[Directions] Repeat what the lines below say, word for word, and skip every image.

[Data shown]
————

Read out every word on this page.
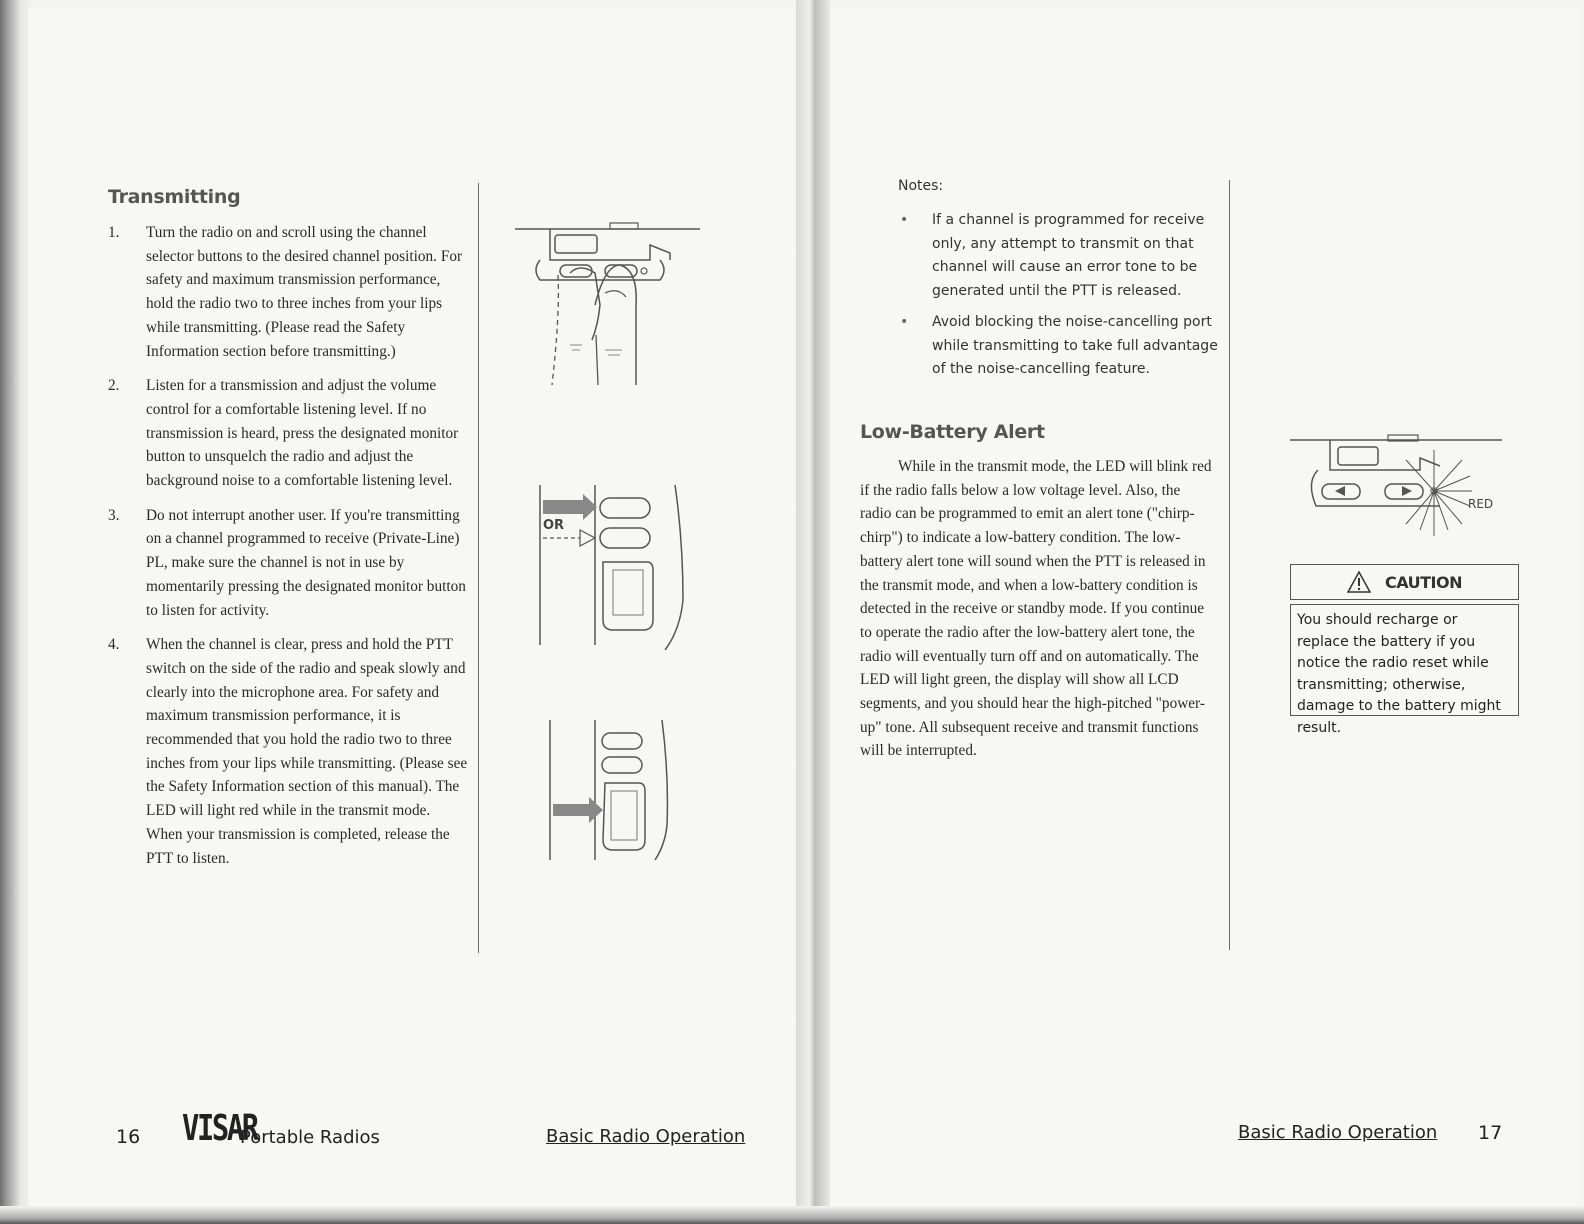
Transmitting
1. Turn the radio on and scroll using the channel selector buttons to the desired channel position. For safety and maximum transmission performance, hold the radio two to three inches from your lips while transmitting. (Please read the Safety Information section before transmitting.)
2. Listen for a transmission and adjust the volume control for a comfortable listening level. If no transmission is heard, press the designated monitor button to unsquelch the radio and adjust the background noise to a comfortable listening level.
3. Do not interrupt another user. If you're transmitting on a channel programmed to receive (Private-Line) PL, make sure the channel is not in use by momentarily pressing the designated monitor button to listen for activity.
4. When the channel is clear, press and hold the PTT switch on the side of the radio and speak slowly and clearly into the microphone area. For safety and maximum transmission performance, it is recommended that you hold the radio two to three inches from your lips while transmitting. (Please see the Safety Information section of this manual). The LED will light red while in the transmit mode. When your transmission is completed, release the PTT to listen.
OR
16 VISAR
Portable Radios	Basic Radio Operation
Notes:
• If a channel is programmed for receive only, any attempt to transmit on that channel will cause an error tone to be generated until the PTT is released.
• Avoid blocking the noise-cancelling port while transmitting to take full advantage of the noise-cancelling feature.
Low-Battery Alert
While in the transmit mode, the LED will blink red if the radio falls below a low voltage level. Also, the radio can be programmed to emit an alert tone ("chirp-chirp") to indicate a low-battery condition. The low-battery alert tone will sound when the PTT is released in the transmit mode, and when a low-battery condition is detected in the receive or standby mode. If you continue to operate the radio after the low-battery alert tone, the radio will eventually turn off and on automatically. The LED will light green, the display will show all LCD segments, and you should hear the high-pitched "power-up" tone. All subsequent receive and transmit functions will be interrupted.
RED
CAUTION
You should recharge or replace the battery if you notice the radio reset while transmitting; otherwise, damage to the battery might result.
Basic Radio Operation 17
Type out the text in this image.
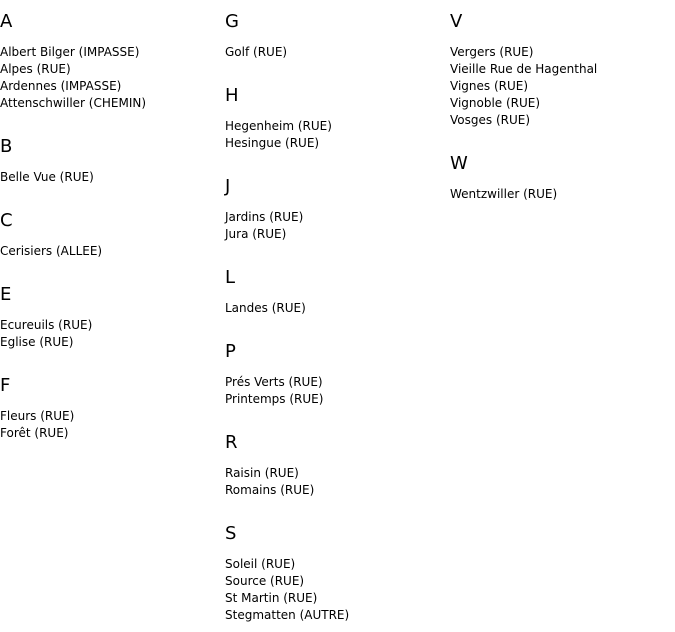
A
Albert Bilger (IMPASSE)
Alpes (RUE)
Ardennes (IMPASSE)
Attenschwiller (CHEMIN)
B
Belle Vue (RUE)
C
Cerisiers (ALLEE)
E
Ecureuils (RUE)
Eglise (RUE)
F
Fleurs (RUE)
Forêt (RUE)
G
Golf (RUE)
H
Hegenheim (RUE)
Hesingue (RUE)
J
Jardins (RUE)
Jura (RUE)
L
Landes (RUE)
P
Prés Verts (RUE)
Printemps (RUE)
R
Raisin (RUE)
Romains (RUE)
S
Soleil (RUE)
Source (RUE)
St Martin (RUE)
Stegmatten (AUTRE)
V
Vergers (RUE)
Vieille Rue de Hagenthal
Vignes (RUE)
Vignoble (RUE)
Vosges (RUE)
W
Wentzwiller (RUE)
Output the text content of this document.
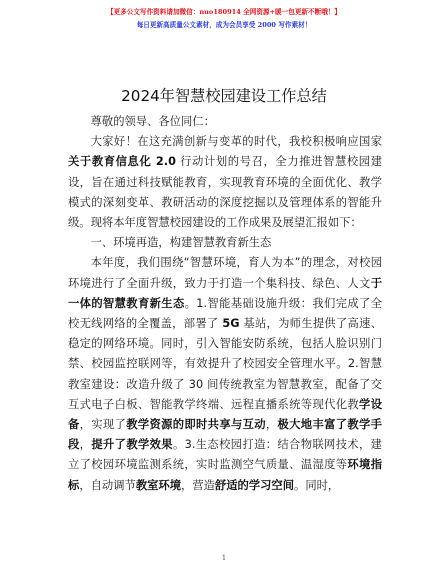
【更多公文写作资料请加微信：nuo180914 全网资源+暖一包更新不断哦！】
每日更新高质量公文素材，成为会员享受 2000 写作素材！
2024年智慧校园建设工作总结

尊敬的领导、各位同仁：

大家好！在这充满创新与变革的时代，我校积极响应国家关于教育信息化 2.0 行动计划的号召，全力推进智慧校园建设，旨在通过科技赋能教育，实现教育环境的全面优化、教学模式的深刻变革、教研活动的深度挖掘以及管理体系的智能升级。现将本年度智慧校园建设的工作成果及展望汇报如下：

一、环境再造，构建智慧教育新生态

本年度，我们围绕“智慧环境，育人为本”的理念，对校园环境进行了全面升级，致力于打造一个集科技、绿色、人文于一体的智慧教育新生态。1.智能基础设施升级：我们完成了全校无线网络的全覆盖，部署了 5G 基站，为师生提供了高速、稳定的网络环境。同时，引入智能安防系统，包括人脸识别门禁、校园监控联网等，有效提升了校园安全管理水平。2.智慧教室建设：改造升级了 30 间传统教室为智慧教室，配备了交互式电子白板、智能教学终端、远程直播系统等现代化教学设备，实现了教学资源的即时共享与互动，极大地丰富了教学手段，提升了教学效果。3.生态校园打造：结合物联网技术，建立了校园环境监测系统，实时监测空气质量、温湿度等环境指标，自动调节教室环境，营造舒适的学习空间。同时，

1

————

[Written response]
Read out every word on this page.
Transmitting
1. Turn the radio on and scroll using the channel selector buttons to the desired channel position. For safety and maximum transmission performance, hold the radio two to three inches from your lips while transmitting. (Please read the Safety Information section before transmitting.)
2. Listen for a transmission and adjust the volume control for a comfortable listening level. If no transmission is heard, press the designated monitor button to unsquelch the radio and adjust the background noise to a comfortable listening level.
3. Do not interrupt another user. If you're transmitting on a channel programmed to receive (Private-Line) PL, make sure the channel is not in use by momentarily pressing the designated monitor button to listen for activity.
4. When the channel is clear, press and hold the PTT switch on the side of the radio and speak slowly and clearly into the microphone area. For safety and maximum transmission performance, it is recommended that you hold the radio two to three inches from your lips while transmitting. (Please see the Safety Information section of this manual). The LED will light red while in the transmit mode. When your transmission is completed, release the PTT to listen.
OR
16 VISAR
Portable Radios	Basic Radio Operation
Notes:
• If a channel is programmed for receive only, any attempt to transmit on that channel will cause an error tone to be generated until the PTT is released.
• Avoid blocking the noise-cancelling port while transmitting to take full advantage of the noise-cancelling feature.
Low-Battery Alert
While in the transmit mode, the LED will blink red if the radio falls below a low voltage level. Also, the radio can be programmed to emit an alert tone ("chirp-chirp") to indicate a low-battery condition. The low-battery alert tone will sound when the PTT is released in the transmit mode, and when a low-battery condition is detected in the receive or standby mode. If you continue to operate the radio after the low-battery alert tone, the radio will eventually turn off and on automatically. The LED will light green, the display will show all LCD segments, and you should hear the high-pitched "power-up" tone. All subsequent receive and transmit functions will be interrupted.
RED
CAUTION
You should recharge or replace the battery if you notice the radio reset while transmitting; otherwise, damage to the battery might result.
Basic Radio Operation 17
Type out the text in this image.
A
Albert Bilger (IMPASSE)
Alpes (RUE)
Ardennes (IMPASSE)
Attenschwiller (CHEMIN)
B
Belle Vue (RUE)
C
Cerisiers (ALLEE)
E
Ecureuils (RUE)
Eglise (RUE)
F
Fleurs (RUE)
Forêt (RUE)
G
Golf (RUE)
H
Hegenheim (RUE)
Hesingue (RUE)
J
Jardins (RUE)
Jura (RUE)
L
Landes (RUE)
P
Prés Verts (RUE)
Printemps (RUE)
R
Raisin (RUE)
Romains (RUE)
S
Soleil (RUE)
Source (RUE)
St Martin (RUE)
Stegmatten (AUTRE)
V
Vergers (RUE)
Vieille Rue de Hagenthal
Vignes (RUE)
Vignoble (RUE)
Vosges (RUE)
W
Wentzwiller (RUE)
Output the text content of this document.
【更多公文写作资料请加微信：nuo180914 全网资源+暖一包更新不断哦！】
每日更新高质量公文素材，成为会员享受 2000 写作素材！
2024年智慧校园建设工作总结

尊敬的领导、各位同仁：

大家好！在这充满创新与变革的时代，我校积极响应国家关于教育信息化 2.0 行动计划的号召，全力推进智慧校园建设，旨在通过科技赋能教育，实现教育环境的全面优化、教学模式的深刻变革、教研活动的深度挖掘以及管理体系的智能升级。现将本年度智慧校园建设的工作成果及展望汇报如下：

一、环境再造，构建智慧教育新生态

本年度，我们围绕“智慧环境，育人为本”的理念，对校园环境进行了全面升级，致力于打造一个集科技、绿色、人文于一体的智慧教育新生态。1.智能基础设施升级：我们完成了全校无线网络的全覆盖，部署了 5G 基站，为师生提供了高速、稳定的网络环境。同时，引入智能安防系统，包括人脸识别门禁、校园监控联网等，有效提升了校园安全管理水平。2.智慧教室建设：改造升级了 30 间传统教室为智慧教室，配备了交互式电子白板、智能教学终端、远程直播系统等现代化教学设备，实现了教学资源的即时共享与互动，极大地丰富了教学手段，提升了教学效果。3.生态校园打造：结合物联网技术，建立了校园环境监测系统，实时监测空气质量、温湿度等环境指标，自动调节教室环境，营造舒适的学习空间。同时，

1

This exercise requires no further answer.